Isolate every line in the data with the string "this" and copy it.
===== Data for processing =====
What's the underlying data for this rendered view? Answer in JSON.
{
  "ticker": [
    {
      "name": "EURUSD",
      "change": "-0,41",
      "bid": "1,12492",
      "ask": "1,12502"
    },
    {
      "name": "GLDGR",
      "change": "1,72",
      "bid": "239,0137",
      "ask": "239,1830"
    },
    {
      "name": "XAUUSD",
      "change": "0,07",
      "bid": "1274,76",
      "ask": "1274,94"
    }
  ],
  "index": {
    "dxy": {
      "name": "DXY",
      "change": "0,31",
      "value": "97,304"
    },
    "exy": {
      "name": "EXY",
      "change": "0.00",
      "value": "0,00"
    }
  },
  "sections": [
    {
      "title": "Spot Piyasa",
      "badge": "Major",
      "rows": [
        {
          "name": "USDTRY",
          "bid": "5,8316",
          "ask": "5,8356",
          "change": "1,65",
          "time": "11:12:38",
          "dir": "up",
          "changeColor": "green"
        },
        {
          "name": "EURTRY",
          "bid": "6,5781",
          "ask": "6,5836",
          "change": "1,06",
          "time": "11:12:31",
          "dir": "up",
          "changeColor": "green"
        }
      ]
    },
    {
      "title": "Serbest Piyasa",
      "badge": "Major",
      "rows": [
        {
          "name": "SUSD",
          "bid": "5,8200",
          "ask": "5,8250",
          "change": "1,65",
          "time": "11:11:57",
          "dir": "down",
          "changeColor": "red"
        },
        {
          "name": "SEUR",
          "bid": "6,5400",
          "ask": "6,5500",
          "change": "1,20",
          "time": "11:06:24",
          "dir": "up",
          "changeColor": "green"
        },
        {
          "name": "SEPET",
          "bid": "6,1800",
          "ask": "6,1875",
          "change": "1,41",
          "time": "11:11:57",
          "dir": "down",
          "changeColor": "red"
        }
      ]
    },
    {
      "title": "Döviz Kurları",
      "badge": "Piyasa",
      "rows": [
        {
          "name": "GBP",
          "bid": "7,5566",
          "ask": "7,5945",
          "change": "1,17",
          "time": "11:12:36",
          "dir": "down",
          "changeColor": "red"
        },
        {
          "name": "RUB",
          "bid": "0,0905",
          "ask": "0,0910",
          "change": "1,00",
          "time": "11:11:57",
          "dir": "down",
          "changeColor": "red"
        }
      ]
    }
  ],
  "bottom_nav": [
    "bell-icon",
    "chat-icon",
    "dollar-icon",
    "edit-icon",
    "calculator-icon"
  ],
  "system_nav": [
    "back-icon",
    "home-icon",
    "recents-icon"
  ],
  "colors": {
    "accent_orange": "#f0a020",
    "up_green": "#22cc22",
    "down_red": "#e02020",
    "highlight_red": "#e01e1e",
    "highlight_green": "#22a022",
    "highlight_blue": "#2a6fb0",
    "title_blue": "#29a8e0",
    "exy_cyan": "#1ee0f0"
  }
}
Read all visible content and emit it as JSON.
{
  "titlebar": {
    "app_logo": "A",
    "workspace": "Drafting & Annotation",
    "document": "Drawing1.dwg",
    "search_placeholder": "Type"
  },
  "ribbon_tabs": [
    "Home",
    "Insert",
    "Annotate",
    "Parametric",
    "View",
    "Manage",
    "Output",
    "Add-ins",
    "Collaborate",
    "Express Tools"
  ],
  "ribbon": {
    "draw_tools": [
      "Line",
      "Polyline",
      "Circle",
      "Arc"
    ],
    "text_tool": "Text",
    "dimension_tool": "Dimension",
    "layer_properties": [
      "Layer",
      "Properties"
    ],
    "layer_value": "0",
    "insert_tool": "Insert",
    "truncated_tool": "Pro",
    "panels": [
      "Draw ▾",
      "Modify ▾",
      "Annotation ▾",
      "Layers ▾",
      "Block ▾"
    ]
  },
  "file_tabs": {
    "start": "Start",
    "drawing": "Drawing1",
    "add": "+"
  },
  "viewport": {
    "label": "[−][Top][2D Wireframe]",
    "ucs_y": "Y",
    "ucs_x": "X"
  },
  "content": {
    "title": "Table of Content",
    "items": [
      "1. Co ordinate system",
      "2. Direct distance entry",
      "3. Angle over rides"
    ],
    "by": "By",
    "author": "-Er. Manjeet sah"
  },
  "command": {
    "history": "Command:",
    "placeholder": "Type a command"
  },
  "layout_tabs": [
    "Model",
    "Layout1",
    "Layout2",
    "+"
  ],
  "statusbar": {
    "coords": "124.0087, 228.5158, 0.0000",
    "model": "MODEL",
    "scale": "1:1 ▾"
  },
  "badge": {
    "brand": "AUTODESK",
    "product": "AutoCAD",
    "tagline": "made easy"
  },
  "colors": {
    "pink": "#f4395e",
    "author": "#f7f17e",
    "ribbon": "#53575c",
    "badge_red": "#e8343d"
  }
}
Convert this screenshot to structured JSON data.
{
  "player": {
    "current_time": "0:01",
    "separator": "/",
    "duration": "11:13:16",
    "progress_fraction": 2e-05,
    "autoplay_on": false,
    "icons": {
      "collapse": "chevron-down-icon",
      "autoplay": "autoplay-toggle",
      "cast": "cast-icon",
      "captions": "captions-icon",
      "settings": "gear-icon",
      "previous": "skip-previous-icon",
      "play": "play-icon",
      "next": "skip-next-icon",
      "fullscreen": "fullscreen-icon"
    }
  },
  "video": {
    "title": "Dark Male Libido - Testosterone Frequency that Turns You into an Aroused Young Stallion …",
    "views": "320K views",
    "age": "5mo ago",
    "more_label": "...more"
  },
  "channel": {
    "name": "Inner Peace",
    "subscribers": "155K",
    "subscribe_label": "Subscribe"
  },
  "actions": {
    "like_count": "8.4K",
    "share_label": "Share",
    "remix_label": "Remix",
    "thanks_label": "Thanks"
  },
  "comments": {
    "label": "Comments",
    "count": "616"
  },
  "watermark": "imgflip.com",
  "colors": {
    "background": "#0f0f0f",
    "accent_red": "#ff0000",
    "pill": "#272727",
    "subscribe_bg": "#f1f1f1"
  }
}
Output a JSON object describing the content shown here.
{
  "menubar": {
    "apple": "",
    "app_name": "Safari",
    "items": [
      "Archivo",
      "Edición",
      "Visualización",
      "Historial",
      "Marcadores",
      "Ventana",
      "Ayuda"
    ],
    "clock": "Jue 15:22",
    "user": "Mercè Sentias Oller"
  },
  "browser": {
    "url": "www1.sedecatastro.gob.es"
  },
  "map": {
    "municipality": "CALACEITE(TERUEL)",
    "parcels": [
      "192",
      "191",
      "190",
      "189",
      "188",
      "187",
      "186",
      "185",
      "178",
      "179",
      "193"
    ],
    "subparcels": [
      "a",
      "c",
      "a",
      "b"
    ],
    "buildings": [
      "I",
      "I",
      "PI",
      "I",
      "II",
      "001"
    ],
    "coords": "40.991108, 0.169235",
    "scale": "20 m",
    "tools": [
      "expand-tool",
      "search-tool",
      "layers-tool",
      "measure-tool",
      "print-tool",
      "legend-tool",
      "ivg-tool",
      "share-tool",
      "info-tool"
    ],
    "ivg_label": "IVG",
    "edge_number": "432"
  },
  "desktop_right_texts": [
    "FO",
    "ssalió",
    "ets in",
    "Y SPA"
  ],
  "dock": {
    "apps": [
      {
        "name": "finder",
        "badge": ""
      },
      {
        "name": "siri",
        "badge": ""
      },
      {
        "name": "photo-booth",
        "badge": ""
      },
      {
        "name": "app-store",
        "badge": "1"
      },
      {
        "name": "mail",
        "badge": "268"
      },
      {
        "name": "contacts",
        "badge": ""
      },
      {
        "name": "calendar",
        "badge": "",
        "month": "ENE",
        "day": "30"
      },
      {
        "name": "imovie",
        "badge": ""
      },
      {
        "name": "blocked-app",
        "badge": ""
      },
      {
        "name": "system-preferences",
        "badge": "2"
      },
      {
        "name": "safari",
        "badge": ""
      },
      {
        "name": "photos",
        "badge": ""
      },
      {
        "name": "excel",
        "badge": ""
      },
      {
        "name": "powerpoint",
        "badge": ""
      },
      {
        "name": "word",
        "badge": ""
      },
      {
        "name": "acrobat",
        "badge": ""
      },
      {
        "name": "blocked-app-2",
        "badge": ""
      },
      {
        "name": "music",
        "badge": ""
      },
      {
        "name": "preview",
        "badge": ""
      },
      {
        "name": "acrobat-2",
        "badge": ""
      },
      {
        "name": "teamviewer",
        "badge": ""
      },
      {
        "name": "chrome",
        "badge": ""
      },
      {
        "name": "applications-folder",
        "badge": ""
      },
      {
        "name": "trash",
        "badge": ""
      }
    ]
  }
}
=====
— Exercise output —
What's the underlying data for this rendered view? Answer in JSON.
Convert this screenshot to structured JSON data.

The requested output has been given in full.